:: PROBLEM DETAILS ::
Tally every line featuring "Covers", then give that tally alone.

[Items from a data source]
══════

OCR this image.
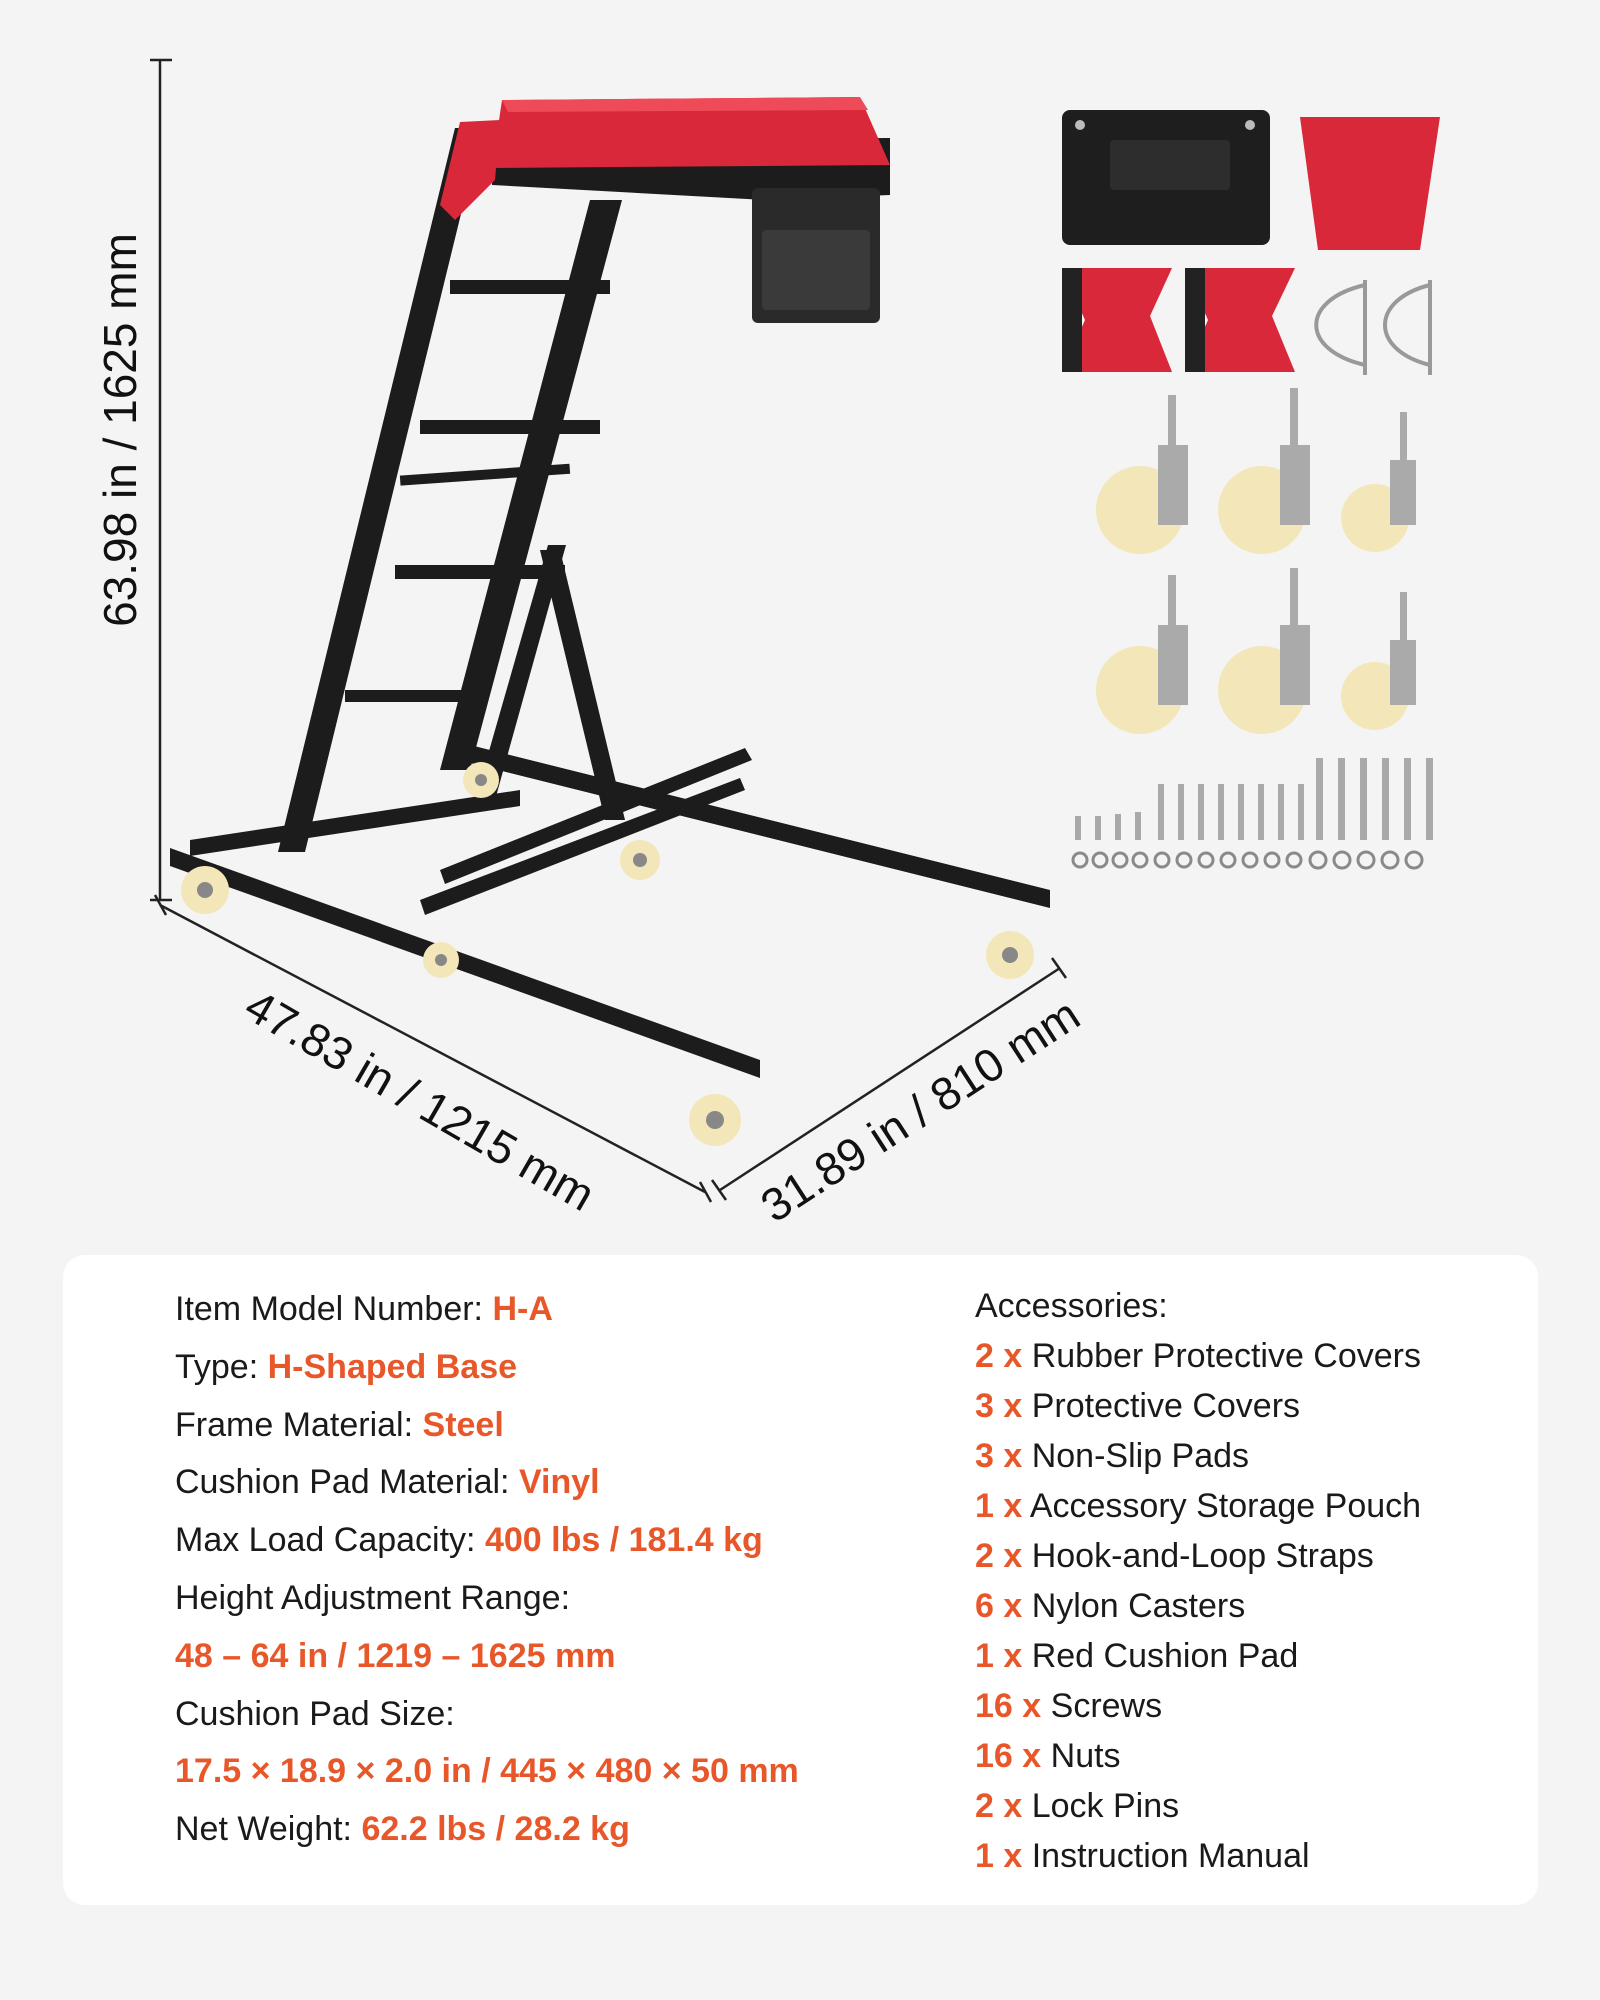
63.98 in / 1625 mm
47.83 in / 1215 mm	31.89 in / 810 mm
Item Model Number: H-A
Type: H-Shaped Base
Frame Material: Steel
Cushion Pad Material: Vinyl
Max Load Capacity: 400 lbs / 181.4 kg
Height Adjustment Range:
48 – 64 in / 1219 – 1625 mm
Cushion Pad Size:
17.5 × 18.9 × 2.0 in / 445 × 480 × 50 mm
Net Weight: 62.2 lbs / 28.2 kg
Accessories:
2 x Rubber Protective Covers
3 x Protective Covers
3 x Non-Slip Pads
1 x Accessory Storage Pouch
2 x Hook-and-Loop Straps
6 x Nylon Casters
1 x Red Cushion Pad
16 x Screws
16 x Nuts
2 x Lock Pins
1 x Instruction Manual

══════

:: IN RESPONSE ::
2